- _Do this_:
Please set out every line of the records below as a JSON list of strings, one string per line, skipping blank lines and leaving out the pictures.

- _Listed entries_:

————

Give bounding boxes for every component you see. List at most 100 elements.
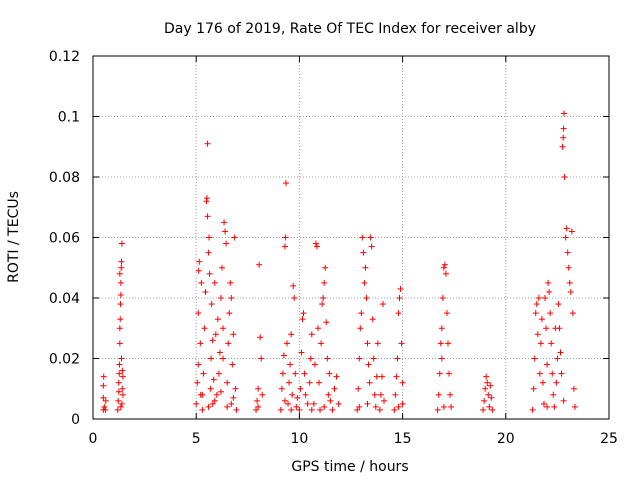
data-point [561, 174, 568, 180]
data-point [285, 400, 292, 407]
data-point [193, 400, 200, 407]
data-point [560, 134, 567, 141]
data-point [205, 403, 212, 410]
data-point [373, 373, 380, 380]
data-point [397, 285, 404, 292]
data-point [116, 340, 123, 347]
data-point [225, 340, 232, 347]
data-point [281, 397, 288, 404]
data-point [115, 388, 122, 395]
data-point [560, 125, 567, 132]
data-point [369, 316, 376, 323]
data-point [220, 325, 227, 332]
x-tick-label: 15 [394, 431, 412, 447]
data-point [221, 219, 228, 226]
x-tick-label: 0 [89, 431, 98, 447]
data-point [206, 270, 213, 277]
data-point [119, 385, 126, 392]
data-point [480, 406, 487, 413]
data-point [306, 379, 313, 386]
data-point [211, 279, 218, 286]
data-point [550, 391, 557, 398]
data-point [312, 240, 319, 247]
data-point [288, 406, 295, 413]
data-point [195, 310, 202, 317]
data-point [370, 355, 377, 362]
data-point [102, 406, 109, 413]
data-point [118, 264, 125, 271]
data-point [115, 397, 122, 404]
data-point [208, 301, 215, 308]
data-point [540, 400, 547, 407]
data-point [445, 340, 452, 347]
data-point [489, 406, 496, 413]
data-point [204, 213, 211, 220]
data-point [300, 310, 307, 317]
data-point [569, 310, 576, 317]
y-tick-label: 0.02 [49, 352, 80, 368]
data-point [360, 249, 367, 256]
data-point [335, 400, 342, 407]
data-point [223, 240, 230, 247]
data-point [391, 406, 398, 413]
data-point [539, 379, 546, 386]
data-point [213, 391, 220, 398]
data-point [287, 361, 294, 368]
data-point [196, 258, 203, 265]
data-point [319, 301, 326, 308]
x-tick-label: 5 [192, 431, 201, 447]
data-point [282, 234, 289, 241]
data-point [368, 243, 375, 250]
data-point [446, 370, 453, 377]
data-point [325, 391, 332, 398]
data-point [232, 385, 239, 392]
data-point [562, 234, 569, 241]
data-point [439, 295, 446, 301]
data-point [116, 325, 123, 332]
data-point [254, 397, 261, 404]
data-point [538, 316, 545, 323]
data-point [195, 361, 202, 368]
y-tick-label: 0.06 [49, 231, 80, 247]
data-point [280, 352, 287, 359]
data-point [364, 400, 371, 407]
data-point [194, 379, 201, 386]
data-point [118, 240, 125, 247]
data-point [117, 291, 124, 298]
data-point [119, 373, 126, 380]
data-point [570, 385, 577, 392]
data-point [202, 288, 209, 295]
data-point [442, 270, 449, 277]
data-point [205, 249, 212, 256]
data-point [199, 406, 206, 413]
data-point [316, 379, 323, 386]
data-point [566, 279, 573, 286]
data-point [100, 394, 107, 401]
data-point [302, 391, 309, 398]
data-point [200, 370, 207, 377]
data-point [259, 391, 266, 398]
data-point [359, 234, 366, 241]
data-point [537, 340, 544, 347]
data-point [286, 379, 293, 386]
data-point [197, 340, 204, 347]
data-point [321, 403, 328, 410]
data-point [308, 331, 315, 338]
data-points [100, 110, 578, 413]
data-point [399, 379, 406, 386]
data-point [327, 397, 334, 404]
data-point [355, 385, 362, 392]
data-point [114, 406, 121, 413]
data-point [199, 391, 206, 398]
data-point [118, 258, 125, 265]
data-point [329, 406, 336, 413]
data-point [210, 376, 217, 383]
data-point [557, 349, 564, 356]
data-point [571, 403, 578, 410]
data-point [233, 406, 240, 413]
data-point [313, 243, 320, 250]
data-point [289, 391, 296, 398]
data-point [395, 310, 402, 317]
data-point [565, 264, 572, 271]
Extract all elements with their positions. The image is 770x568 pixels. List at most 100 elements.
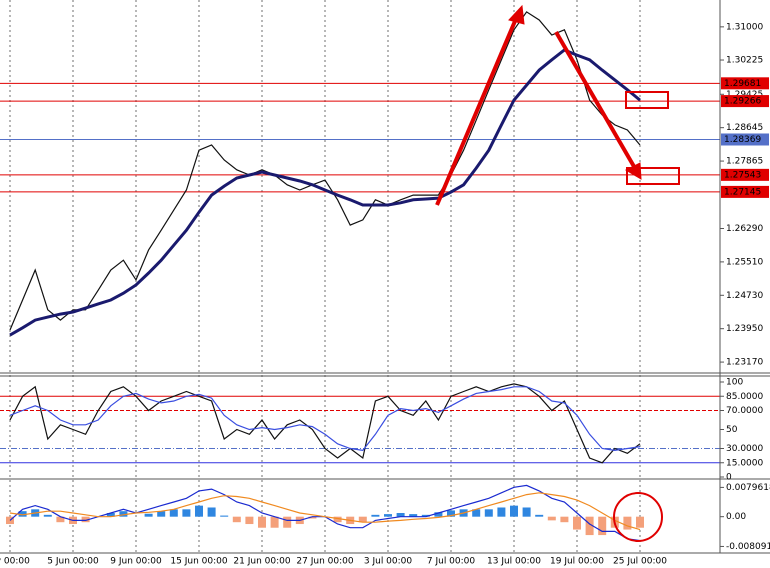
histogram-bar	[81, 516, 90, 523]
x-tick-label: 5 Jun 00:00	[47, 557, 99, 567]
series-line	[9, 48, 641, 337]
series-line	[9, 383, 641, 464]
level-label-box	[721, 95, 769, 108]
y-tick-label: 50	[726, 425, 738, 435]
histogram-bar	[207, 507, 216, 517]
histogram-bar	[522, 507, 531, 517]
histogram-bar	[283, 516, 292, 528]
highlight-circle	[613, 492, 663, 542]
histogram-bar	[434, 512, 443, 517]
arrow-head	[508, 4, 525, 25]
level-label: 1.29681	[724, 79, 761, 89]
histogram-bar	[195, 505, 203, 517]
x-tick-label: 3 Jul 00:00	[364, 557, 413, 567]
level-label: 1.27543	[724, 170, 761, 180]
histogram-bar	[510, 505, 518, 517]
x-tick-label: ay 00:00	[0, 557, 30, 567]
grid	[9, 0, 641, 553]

————

- _Answer below_:
[
  "Give bounding boxes for every component you see. List at most 100 elements.",
  "data-point [561, 174, 568, 180]",
  "data-point [285, 400, 292, 407]",
  "data-point [193, 400, 200, 407]",
  "data-point [560, 134, 567, 141]",
  "data-point [205, 403, 212, 410]",
  "data-point [373, 373, 380, 380]",
  "data-point [397, 285, 404, 292]",
  "data-point [116, 340, 123, 347]",
  "data-point [225, 340, 232, 347]",
  "data-point [281, 397, 288, 404]",
  "data-point [115, 388, 122, 395]",
  "data-point [560, 125, 567, 132]",
  "data-point [369, 316, 376, 323]",
  "data-point [220, 325, 227, 332]",
  "x-tick-label: 15 [394, 431, 412, 447]",
  "data-point [221, 219, 228, 226]",
  "x-tick-label: 0 [89, 431, 98, 447]",
  "data-point [206, 270, 213, 277]",
  "data-point [119, 385, 126, 392]",
  "data-point [480, 406, 487, 413]",
  "data-point [306, 379, 313, 386]",
  "data-point [211, 279, 218, 286]",
  "data-point [550, 391, 557, 398]",
  "data-point [312, 240, 319, 247]",
  "data-point [288, 406, 295, 413]",
  "data-point [195, 310, 202, 317]",
  "data-point [370, 355, 377, 362]",
  "data-point [102, 406, 109, 413]",
  "data-point [118, 264, 125, 271]",
  "data-point [115, 397, 122, 404]",
  "data-point [208, 301, 215, 308]",
  "data-point [540, 400, 547, 407]",
  "data-point [445, 340, 452, 347]",
  "data-point [489, 406, 496, 413]",
  "data-point [204, 213, 211, 220]",
  "data-point [300, 310, 307, 317]",
  "data-point [569, 310, 576, 317]",
  "y-tick-label: 0.02 [49, 352, 80, 368]",
  "data-point [360, 249, 367, 256]",
  "data-point [335, 400, 342, 407]",
  "data-point [223, 240, 230, 247]",
  "data-point [391, 406, 398, 413]",
  "data-point [539, 379, 546, 386]",
  "data-point [213, 391, 220, 398]",
  "data-point [287, 361, 294, 368]",
  "data-point [196, 258, 203, 265]",
  "data-point [319, 301, 326, 308]",
  "x-tick-label: 5 [192, 431, 201, 447]",
  "data-point [282, 234, 289, 241]",
  "data-point [368, 243, 375, 250]",
  "data-point [446, 370, 453, 377]",
  "data-point [325, 391, 332, 398]",
  "data-point [232, 385, 239, 392]",
  "data-point [562, 234, 569, 241]",
  "data-point [439, 295, 446, 301]",
  "data-point [116, 325, 123, 332]",
  "data-point [254, 397, 261, 404]",
  "data-point [538, 316, 545, 323]",
  "data-point [195, 361, 202, 368]",
  "y-tick-label: 0.06 [49, 231, 80, 247]",
  "data-point [280, 352, 287, 359]",
  "data-point [364, 400, 371, 407]",
  "data-point [194, 379, 201, 386]",
  "data-point [118, 240, 125, 247]",
  "data-point [117, 291, 124, 298]",
  "data-point [119, 373, 126, 380]",
  "data-point [570, 385, 577, 392]",
  "data-point [202, 288, 209, 295]",
  "data-point [442, 270, 449, 277]",
  "data-point [205, 249, 212, 256]",
  "data-point [199, 406, 206, 413]",
  "data-point [316, 379, 323, 386]",
  "data-point [566, 279, 573, 286]",
  "data-point [100, 394, 107, 401]",
  "data-point [302, 391, 309, 398]",
  "data-point [200, 370, 207, 377]",
  "data-point [259, 391, 266, 398]",
  "data-point [359, 234, 366, 241]",
  "data-point [537, 340, 544, 347]",
  "data-point [286, 379, 293, 386]",
  "data-point [197, 340, 204, 347]",
  "data-point [321, 403, 328, 410]",
  "data-point [308, 331, 315, 338]",
  "data-points [100, 110, 578, 413]",
  "data-point [399, 379, 406, 386]",
  "data-point [327, 397, 334, 404]",
  "data-point [355, 385, 362, 392]",
  "data-point [114, 406, 121, 413]",
  "data-point [199, 391, 206, 398]",
  "data-point [118, 258, 125, 265]",
  "data-point [329, 406, 336, 413]",
  "data-point [210, 376, 217, 383]",
  "data-point [557, 349, 564, 356]",
  "data-point [571, 403, 578, 410]",
  "data-point [233, 406, 240, 413]",
  "data-point [313, 243, 320, 250]",
  "data-point [289, 391, 296, 398]",
  "data-point [395, 310, 402, 317]",
  "data-point [565, 264, 572, 271]",
  "Extract all elements with their positions. The image is 770x568 pixels. List at most 100 elements.",
  "histogram-bar\t[81, 516, 90, 523]",
  "x-tick-label: 5 Jun 00:00\t[47, 557, 99, 567]",
  "series-line\t[9, 48, 641, 337]",
  "series-line\t[9, 383, 641, 464]",
  "level-label-box\t[721, 95, 769, 108]",
  "y-tick-label: 50\t[726, 425, 738, 435]",
  "histogram-bar\t[207, 507, 216, 517]",
  "histogram-bar\t[522, 507, 531, 517]",
  "histogram-bar\t[283, 516, 292, 528]",
  "highlight-circle\t[613, 492, 663, 542]",
  "histogram-bar\t[434, 512, 443, 517]",
  "arrow-head\t[508, 4, 525, 25]",
  "level-label: 1.29681\t[724, 79, 761, 89]",
  "histogram-bar\t[195, 505, 203, 517]",
  "x-tick-label: 3 Jul 00:00\t[364, 557, 413, 567]",
  "level-label: 1.27543\t[724, 170, 761, 180]",
  "histogram-bar\t[510, 505, 518, 517]",
  "x-tick-label: ay 00:00\t[0, 557, 30, 567]",
  "grid\t[9, 0, 641, 553]"
]